> **Information shown**

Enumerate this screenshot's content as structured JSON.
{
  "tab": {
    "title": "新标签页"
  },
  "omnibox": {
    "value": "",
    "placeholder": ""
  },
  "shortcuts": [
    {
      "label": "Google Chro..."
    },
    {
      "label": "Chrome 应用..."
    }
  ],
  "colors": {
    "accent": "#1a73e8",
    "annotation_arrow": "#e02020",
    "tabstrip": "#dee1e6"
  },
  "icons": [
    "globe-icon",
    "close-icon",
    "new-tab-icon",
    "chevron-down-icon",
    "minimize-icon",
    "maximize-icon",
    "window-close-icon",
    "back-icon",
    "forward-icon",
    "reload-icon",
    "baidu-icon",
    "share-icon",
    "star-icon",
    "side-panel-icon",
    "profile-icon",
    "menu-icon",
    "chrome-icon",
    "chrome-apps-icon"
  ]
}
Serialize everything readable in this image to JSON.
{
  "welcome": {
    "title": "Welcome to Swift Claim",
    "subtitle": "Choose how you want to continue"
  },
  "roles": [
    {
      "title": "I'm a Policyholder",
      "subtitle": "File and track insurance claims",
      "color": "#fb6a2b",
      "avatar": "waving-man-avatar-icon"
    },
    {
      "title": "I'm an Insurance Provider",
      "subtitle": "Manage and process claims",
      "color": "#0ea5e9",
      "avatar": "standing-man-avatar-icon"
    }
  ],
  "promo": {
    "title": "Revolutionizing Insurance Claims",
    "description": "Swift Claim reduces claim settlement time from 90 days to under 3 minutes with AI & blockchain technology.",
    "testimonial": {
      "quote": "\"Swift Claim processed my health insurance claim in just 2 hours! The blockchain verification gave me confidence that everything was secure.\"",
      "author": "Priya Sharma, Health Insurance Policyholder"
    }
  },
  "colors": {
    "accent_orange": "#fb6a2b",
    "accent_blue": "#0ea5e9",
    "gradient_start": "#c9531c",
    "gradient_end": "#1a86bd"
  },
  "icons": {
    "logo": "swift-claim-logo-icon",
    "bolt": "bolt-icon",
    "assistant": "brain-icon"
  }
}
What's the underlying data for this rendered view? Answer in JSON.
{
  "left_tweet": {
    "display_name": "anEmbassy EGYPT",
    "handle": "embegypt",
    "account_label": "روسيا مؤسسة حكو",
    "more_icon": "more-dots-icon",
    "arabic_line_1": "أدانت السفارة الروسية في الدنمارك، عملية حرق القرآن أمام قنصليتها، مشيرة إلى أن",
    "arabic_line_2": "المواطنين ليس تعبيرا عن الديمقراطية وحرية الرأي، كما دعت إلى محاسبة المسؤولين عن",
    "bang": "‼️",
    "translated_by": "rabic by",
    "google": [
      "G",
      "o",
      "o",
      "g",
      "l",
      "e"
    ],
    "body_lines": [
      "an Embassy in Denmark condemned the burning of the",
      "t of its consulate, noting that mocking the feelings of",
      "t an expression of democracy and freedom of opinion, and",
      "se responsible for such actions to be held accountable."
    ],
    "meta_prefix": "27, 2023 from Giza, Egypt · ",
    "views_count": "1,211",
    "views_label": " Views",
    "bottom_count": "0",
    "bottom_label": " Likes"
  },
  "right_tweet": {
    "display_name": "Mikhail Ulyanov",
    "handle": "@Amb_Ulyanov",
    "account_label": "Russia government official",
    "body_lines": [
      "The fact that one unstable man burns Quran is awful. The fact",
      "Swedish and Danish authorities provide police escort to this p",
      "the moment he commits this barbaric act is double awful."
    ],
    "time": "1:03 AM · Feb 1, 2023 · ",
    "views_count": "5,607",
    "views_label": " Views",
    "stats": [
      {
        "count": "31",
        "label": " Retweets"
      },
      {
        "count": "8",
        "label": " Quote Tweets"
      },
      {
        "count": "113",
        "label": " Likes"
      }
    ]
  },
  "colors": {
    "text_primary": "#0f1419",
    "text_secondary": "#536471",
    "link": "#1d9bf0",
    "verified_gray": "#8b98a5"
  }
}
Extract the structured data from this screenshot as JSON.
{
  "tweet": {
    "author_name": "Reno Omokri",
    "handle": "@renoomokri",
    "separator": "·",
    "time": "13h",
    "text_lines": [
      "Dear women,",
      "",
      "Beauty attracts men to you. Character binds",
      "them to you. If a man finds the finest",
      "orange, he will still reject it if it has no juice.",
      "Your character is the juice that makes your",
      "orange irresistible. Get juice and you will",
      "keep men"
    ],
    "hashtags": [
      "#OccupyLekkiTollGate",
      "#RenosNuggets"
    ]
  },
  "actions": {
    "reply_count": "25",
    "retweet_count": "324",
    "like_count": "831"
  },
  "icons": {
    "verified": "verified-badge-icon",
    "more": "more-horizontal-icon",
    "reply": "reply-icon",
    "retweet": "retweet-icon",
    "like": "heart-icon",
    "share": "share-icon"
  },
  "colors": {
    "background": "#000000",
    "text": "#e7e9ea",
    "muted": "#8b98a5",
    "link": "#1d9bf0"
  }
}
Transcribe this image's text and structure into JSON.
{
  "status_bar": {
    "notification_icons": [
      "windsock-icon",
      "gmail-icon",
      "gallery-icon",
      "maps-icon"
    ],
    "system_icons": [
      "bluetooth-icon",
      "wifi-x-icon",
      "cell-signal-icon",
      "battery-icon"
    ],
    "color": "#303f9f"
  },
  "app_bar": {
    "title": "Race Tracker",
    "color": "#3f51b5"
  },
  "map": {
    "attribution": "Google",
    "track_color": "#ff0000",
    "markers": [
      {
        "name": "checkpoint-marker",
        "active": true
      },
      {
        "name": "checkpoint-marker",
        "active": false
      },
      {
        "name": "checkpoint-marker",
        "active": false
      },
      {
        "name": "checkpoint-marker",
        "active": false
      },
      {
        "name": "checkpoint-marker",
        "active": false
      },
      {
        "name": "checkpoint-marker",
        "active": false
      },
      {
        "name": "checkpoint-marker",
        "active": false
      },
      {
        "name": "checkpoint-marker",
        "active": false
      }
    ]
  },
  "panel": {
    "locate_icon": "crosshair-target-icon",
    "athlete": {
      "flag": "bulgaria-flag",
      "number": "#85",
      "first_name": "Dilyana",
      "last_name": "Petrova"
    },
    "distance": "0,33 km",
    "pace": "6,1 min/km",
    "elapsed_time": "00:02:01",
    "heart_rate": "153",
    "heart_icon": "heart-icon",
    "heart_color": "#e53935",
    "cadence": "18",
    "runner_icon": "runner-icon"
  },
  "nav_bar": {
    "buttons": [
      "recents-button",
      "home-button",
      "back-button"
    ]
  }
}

> **Directive**
Where a line of the material above holds the string "screenshot", copy that line.

> **Complete response**
Enumerate this screenshot's content as structured JSON.
Extract the structured data from this screenshot as JSON.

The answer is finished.